╭──

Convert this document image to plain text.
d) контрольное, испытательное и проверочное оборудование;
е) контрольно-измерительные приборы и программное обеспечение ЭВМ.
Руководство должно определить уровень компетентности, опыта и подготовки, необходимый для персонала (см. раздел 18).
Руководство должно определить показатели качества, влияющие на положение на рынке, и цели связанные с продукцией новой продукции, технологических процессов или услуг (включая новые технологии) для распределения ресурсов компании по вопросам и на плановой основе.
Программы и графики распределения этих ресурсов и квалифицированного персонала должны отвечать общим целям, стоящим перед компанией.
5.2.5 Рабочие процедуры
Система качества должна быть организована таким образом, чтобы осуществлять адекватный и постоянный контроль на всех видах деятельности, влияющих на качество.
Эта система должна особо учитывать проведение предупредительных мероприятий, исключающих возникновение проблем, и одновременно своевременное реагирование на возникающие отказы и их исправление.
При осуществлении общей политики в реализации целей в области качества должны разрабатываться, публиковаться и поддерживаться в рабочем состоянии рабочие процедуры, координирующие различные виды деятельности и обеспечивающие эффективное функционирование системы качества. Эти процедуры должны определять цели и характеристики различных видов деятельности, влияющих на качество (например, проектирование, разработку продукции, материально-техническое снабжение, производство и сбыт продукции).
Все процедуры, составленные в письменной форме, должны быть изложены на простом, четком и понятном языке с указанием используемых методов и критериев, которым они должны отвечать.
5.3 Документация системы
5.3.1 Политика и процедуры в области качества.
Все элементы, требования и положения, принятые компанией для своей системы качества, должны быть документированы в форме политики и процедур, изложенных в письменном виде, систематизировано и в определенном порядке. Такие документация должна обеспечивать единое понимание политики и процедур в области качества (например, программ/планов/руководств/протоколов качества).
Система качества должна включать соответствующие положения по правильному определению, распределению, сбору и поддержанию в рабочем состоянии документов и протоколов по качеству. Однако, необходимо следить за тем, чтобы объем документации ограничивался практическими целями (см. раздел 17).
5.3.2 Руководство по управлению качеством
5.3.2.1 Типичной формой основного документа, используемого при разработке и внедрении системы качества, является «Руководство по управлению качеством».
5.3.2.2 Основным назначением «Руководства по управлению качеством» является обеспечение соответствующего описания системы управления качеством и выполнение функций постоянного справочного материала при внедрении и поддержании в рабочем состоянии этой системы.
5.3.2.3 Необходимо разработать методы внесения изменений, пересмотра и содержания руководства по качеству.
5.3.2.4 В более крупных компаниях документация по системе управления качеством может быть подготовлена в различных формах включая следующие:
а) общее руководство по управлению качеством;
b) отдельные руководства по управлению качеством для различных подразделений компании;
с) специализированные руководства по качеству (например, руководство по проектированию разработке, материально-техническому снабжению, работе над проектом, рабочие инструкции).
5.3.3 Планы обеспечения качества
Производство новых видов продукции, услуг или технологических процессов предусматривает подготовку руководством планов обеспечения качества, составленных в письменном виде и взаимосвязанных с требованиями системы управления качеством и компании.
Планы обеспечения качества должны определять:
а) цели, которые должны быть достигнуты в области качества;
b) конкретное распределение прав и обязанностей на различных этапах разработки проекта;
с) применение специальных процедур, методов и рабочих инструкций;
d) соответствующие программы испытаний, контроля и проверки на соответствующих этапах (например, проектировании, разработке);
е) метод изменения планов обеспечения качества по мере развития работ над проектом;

╰──

Exercise instructions: Find every line in the listing that holds the string "персонала", then say how many there are as a bare number.

The solution: 2